* **EXERCISE INSTRUCTIONS**
From the listing below, extract each line containing the string "体育保健与康复".
━━━━━ PROVIDED DATA
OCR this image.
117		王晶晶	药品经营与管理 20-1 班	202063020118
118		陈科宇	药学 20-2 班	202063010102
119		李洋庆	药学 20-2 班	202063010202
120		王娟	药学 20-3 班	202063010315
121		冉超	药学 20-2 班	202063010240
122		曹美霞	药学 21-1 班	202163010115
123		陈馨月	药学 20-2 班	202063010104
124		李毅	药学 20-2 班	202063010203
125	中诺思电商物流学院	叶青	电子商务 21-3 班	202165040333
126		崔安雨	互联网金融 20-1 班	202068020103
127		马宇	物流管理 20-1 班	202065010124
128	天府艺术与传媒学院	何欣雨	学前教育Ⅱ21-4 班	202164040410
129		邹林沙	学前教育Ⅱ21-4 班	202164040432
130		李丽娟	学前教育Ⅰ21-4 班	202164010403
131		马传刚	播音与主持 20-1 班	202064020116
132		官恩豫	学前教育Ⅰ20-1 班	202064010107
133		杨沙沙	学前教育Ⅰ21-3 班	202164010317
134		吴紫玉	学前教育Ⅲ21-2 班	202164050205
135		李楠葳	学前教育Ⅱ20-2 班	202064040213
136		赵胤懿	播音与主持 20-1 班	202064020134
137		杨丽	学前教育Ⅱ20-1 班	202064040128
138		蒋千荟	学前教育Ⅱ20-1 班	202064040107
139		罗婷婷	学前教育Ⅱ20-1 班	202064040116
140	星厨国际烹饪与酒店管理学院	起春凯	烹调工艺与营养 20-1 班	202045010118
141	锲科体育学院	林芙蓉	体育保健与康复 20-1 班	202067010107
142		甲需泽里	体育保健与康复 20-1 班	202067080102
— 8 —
━━━━━━━━━━
━━━━━ PROVIDED DATA
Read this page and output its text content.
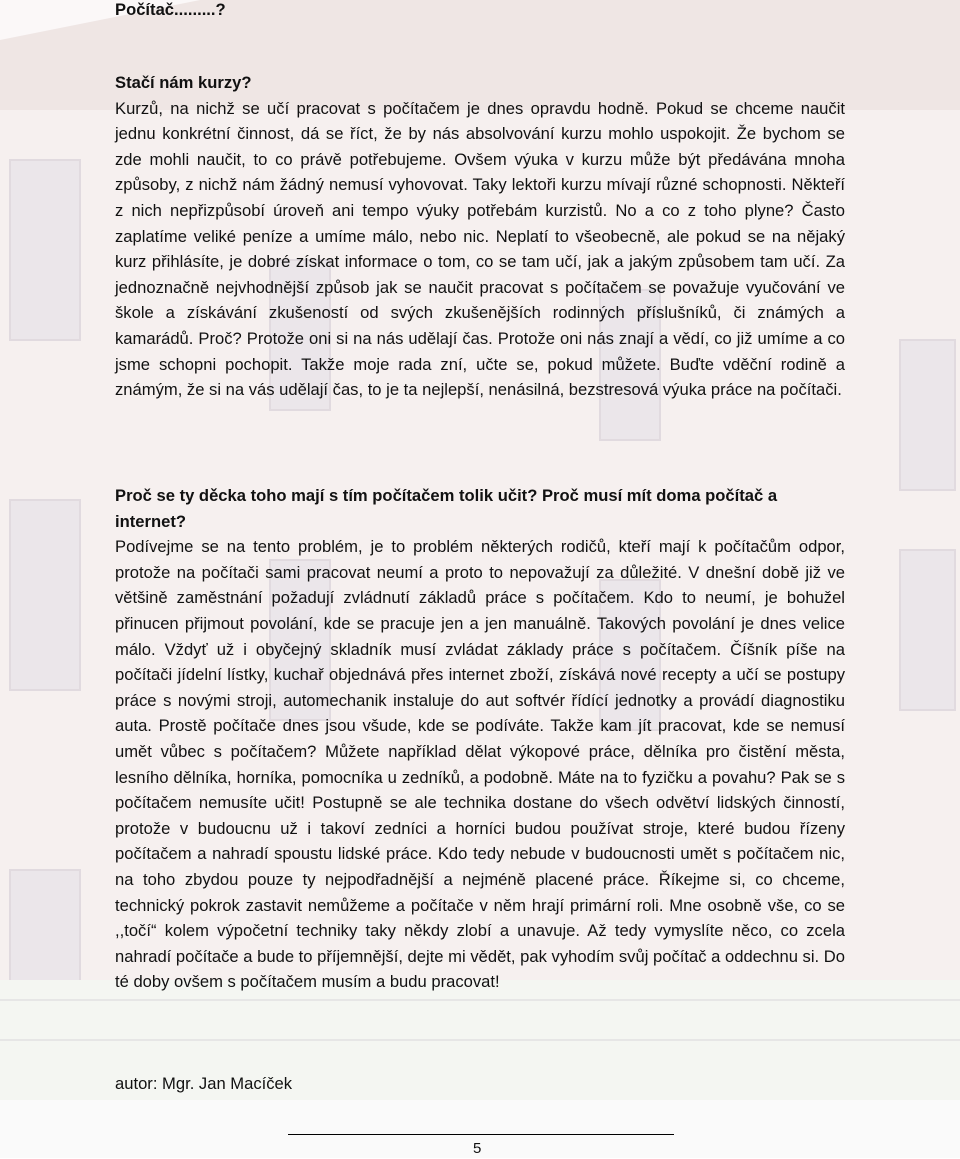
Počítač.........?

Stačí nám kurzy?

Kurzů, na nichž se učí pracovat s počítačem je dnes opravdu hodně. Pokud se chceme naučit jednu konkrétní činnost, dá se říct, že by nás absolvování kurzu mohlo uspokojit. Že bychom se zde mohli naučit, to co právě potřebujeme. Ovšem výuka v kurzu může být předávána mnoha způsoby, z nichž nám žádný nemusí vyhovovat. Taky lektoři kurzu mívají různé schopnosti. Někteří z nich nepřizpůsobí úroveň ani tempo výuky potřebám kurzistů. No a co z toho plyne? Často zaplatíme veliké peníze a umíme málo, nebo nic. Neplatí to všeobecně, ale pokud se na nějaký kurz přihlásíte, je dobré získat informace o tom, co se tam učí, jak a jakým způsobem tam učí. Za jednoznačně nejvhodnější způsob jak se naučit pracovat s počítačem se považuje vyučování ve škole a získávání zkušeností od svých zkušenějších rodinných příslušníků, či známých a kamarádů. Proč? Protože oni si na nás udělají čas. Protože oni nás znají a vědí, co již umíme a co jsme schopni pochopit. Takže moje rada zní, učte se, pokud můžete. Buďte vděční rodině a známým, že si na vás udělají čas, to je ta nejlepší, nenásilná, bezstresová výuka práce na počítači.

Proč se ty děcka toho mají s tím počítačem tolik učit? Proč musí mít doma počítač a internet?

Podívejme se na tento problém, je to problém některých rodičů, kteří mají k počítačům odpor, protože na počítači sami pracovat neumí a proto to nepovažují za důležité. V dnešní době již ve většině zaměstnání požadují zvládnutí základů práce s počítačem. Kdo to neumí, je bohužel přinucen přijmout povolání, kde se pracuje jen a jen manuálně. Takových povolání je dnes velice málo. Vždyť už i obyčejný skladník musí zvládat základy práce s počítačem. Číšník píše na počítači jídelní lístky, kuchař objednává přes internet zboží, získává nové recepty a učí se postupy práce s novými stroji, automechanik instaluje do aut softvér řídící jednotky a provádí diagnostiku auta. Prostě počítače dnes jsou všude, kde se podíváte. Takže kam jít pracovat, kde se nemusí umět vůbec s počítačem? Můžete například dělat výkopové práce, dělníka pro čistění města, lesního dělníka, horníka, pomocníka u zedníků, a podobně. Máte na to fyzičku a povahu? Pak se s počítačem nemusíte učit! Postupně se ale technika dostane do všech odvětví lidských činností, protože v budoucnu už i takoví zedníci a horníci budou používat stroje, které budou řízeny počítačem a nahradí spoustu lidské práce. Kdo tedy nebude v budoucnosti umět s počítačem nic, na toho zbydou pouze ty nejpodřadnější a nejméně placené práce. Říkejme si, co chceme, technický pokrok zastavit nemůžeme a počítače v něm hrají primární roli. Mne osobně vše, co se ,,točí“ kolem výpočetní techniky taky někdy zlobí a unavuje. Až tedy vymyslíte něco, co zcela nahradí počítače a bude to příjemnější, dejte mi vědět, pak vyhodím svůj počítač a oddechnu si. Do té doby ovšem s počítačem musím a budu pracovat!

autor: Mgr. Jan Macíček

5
━━━━━━━━━━
* **OUTPUT BELOW**
141	锲科体育学院	林芙蓉	体育保健与康复 20-1 班	202067010107
142		甲需泽里	体育保健与康复 20-1 班	202067080102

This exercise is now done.